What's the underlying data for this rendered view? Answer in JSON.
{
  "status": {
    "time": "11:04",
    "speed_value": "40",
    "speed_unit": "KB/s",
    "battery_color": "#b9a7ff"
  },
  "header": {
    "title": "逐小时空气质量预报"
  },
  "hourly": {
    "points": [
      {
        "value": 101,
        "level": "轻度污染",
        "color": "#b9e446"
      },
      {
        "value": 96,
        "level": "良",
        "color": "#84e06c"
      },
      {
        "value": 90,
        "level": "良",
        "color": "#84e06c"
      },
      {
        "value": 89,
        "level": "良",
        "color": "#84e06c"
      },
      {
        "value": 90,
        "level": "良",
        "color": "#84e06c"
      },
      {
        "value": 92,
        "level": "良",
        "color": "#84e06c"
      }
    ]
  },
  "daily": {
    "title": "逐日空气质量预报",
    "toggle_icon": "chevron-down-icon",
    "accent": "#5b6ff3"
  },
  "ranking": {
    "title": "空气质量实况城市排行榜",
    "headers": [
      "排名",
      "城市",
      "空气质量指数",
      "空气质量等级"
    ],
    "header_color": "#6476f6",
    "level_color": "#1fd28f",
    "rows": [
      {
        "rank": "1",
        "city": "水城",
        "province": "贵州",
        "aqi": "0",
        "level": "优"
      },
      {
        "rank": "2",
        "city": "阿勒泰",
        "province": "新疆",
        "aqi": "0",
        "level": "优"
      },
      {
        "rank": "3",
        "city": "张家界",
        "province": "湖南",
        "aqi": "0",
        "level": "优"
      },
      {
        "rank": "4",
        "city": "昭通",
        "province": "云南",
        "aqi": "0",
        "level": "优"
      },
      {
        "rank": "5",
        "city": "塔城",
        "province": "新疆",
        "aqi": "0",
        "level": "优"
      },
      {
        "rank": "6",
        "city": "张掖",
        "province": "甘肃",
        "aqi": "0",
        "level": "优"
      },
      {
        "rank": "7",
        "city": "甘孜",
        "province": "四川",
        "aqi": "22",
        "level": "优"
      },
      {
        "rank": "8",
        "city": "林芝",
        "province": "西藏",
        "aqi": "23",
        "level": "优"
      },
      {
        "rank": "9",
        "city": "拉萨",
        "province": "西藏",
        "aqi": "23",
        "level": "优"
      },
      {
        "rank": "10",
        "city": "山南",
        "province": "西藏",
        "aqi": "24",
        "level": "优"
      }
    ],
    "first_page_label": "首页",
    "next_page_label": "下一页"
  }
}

> _THE REQUEST_:
Report how many lines of the listing hold the string "province", giving only the number.

> _RESULT_:
10